▶ [INSTRUCTION]
Write down every entry below once more, exactly.

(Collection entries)
* Start *

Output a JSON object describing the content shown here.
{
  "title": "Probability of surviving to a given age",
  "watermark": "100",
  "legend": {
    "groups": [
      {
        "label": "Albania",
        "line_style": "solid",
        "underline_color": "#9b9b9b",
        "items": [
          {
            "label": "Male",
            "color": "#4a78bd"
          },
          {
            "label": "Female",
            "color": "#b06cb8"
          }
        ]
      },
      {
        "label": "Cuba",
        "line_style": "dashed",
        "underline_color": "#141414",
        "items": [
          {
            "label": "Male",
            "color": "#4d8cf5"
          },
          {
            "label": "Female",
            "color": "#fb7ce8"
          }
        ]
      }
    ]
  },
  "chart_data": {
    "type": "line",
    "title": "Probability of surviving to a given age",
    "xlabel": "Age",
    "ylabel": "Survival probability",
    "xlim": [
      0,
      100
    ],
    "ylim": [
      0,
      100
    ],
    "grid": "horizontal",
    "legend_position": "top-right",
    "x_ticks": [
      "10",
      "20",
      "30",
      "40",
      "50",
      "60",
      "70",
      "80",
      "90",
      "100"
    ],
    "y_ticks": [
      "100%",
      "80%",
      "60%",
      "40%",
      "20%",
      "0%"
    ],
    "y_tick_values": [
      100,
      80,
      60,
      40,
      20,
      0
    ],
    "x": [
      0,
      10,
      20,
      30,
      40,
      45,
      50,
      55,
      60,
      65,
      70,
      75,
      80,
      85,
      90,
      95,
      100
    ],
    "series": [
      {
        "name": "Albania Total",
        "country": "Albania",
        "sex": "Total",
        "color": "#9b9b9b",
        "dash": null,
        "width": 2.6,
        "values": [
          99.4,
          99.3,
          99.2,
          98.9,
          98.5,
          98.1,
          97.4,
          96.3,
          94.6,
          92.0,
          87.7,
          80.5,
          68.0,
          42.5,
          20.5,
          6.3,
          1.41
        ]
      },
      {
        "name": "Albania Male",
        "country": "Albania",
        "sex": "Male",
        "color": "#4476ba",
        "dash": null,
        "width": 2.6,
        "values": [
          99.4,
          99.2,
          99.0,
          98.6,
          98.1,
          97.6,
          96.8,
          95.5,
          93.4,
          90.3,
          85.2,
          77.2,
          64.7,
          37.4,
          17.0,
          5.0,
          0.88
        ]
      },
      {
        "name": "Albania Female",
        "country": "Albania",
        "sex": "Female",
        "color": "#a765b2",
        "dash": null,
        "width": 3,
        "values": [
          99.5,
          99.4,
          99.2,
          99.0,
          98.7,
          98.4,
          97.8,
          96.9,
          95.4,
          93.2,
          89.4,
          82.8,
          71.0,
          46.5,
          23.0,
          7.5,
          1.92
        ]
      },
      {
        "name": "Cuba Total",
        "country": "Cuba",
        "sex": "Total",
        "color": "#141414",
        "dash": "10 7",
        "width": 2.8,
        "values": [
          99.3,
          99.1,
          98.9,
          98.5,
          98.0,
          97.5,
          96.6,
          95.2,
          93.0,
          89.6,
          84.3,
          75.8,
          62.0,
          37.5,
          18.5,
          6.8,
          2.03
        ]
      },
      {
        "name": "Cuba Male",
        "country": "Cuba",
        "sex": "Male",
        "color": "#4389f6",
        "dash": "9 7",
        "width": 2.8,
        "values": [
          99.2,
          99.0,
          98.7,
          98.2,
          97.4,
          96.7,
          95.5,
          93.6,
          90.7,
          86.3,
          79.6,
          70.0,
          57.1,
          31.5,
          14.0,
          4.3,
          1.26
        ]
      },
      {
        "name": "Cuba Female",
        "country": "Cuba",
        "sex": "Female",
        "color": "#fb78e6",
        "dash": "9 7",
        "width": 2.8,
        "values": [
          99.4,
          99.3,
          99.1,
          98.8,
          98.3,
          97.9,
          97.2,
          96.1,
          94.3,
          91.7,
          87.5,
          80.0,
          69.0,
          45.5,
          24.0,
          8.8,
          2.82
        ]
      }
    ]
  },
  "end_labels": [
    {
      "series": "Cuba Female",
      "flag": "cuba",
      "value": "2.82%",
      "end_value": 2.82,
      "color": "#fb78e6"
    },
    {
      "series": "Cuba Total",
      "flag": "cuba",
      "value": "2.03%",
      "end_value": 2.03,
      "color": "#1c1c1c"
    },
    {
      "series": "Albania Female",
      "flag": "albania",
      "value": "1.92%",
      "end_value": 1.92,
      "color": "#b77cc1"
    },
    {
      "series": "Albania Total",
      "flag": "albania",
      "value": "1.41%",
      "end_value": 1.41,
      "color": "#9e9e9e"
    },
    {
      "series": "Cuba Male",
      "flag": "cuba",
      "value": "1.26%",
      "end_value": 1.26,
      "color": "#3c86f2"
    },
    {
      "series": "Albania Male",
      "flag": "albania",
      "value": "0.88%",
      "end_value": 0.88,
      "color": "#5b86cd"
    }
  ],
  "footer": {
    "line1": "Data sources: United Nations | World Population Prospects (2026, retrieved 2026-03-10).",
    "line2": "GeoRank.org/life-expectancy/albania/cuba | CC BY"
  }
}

* End *

▶ [TASK OUTPUT]
Output a JSON object describing the content shown here.
{
  "title": "Probability of surviving to a given age",
  "watermark": "100",
  "legend": {
    "groups": [
      {
        "label": "Albania",
        "line_style": "solid",
        "underline_color": "#9b9b9b",
        "items": [
          {
            "label": "Male",
            "color": "#4a78bd"
          },
          {
            "label": "Female",
            "color": "#b06cb8"
          }
        ]
      },
      {
        "label": "Cuba",
        "line_style": "dashed",
        "underline_color": "#141414",
        "items": [
          {
            "label": "Male",
            "color": "#4d8cf5"
          },
          {
            "label": "Female",
            "color": "#fb7ce8"
          }
        ]
      }
    ]
  },
  "chart_data": {
    "type": "line",
    "title": "Probability of surviving to a given age",
    "xlabel": "Age",
    "ylabel": "Survival probability",
    "xlim": [
      0,
      100
    ],
    "ylim": [
      0,
      100
    ],
    "grid": "horizontal",
    "legend_position": "top-right",
    "x_ticks": [
      "10",
      "20",
      "30",
      "40",
      "50",
      "60",
      "70",
      "80",
      "90",
      "100"
    ],
    "y_ticks": [
      "100%",
      "80%",
      "60%",
      "40%",
      "20%",
      "0%"
    ],
    "y_tick_values": [
      100,
      80,
      60,
      40,
      20,
      0
    ],
    "x": [
      0,
      10,
      20,
      30,
      40,
      45,
      50,
      55,
      60,
      65,
      70,
      75,
      80,
      85,
      90,
      95,
      100
    ],
    "series": [
      {
        "name": "Albania Total",
        "country": "Albania",
        "sex": "Total",
        "color": "#9b9b9b",
        "dash": null,
        "width": 2.6,
        "values": [
          99.4,
          99.3,
          99.2,
          98.9,
          98.5,
          98.1,
          97.4,
          96.3,
          94.6,
          92.0,
          87.7,
          80.5,
          68.0,
          42.5,
          20.5,
          6.3,
          1.41
        ]
      },
      {
        "name": "Albania Male",
        "country": "Albania",
        "sex": "Male",
        "color": "#4476ba",
        "dash": null,
        "width": 2.6,
        "values": [
          99.4,
          99.2,
          99.0,
          98.6,
          98.1,
          97.6,
          96.8,
          95.5,
          93.4,
          90.3,
          85.2,
          77.2,
          64.7,
          37.4,
          17.0,
          5.0,
          0.88
        ]
      },
      {
        "name": "Albania Female",
        "country": "Albania",
        "sex": "Female",
        "color": "#a765b2",
        "dash": null,
        "width": 3,
        "values": [
          99.5,
          99.4,
          99.2,
          99.0,
          98.7,
          98.4,
          97.8,
          96.9,
          95.4,
          93.2,
          89.4,
          82.8,
          71.0,
          46.5,
          23.0,
          7.5,
          1.92
        ]
      },
      {
        "name": "Cuba Total",
        "country": "Cuba",
        "sex": "Total",
        "color": "#141414",
        "dash": "10 7",
        "width": 2.8,
        "values": [
          99.3,
          99.1,
          98.9,
          98.5,
          98.0,
          97.5,
          96.6,
          95.2,
          93.0,
          89.6,
          84.3,
          75.8,
          62.0,
          37.5,
          18.5,
          6.8,
          2.03
        ]
      },
      {
        "name": "Cuba Male",
        "country": "Cuba",
        "sex": "Male",
        "color": "#4389f6",
        "dash": "9 7",
        "width": 2.8,
        "values": [
          99.2,
          99.0,
          98.7,
          98.2,
          97.4,
          96.7,
          95.5,
          93.6,
          90.7,
          86.3,
          79.6,
          70.0,
          57.1,
          31.5,
          14.0,
          4.3,
          1.26
        ]
      },
      {
        "name": "Cuba Female",
        "country": "Cuba",
        "sex": "Female",
        "color": "#fb78e6",
        "dash": "9 7",
        "width": 2.8,
        "values": [
          99.4,
          99.3,
          99.1,
          98.8,
          98.3,
          97.9,
          97.2,
          96.1,
          94.3,
          91.7,
          87.5,
          80.0,
          69.0,
          45.5,
          24.0,
          8.8,
          2.82
        ]
      }
    ]
  },
  "end_labels": [
    {
      "series": "Cuba Female",
      "flag": "cuba",
      "value": "2.82%",
      "end_value": 2.82,
      "color": "#fb78e6"
    },
    {
      "series": "Cuba Total",
      "flag": "cuba",
      "value": "2.03%",
      "end_value": 2.03,
      "color": "#1c1c1c"
    },
    {
      "series": "Albania Female",
      "flag": "albania",
      "value": "1.92%",
      "end_value": 1.92,
      "color": "#b77cc1"
    },
    {
      "series": "Albania Total",
      "flag": "albania",
      "value": "1.41%",
      "end_value": 1.41,
      "color": "#9e9e9e"
    },
    {
      "series": "Cuba Male",
      "flag": "cuba",
      "value": "1.26%",
      "end_value": 1.26,
      "color": "#3c86f2"
    },
    {
      "series": "Albania Male",
      "flag": "albania",
      "value": "0.88%",
      "end_value": 0.88,
      "color": "#5b86cd"
    }
  ],
  "footer": {
    "line1": "Data sources: United Nations | World Population Prospects (2026, retrieved 2026-03-10).",
    "line2": "GeoRank.org/life-expectancy/albania/cuba | CC BY"
  }
}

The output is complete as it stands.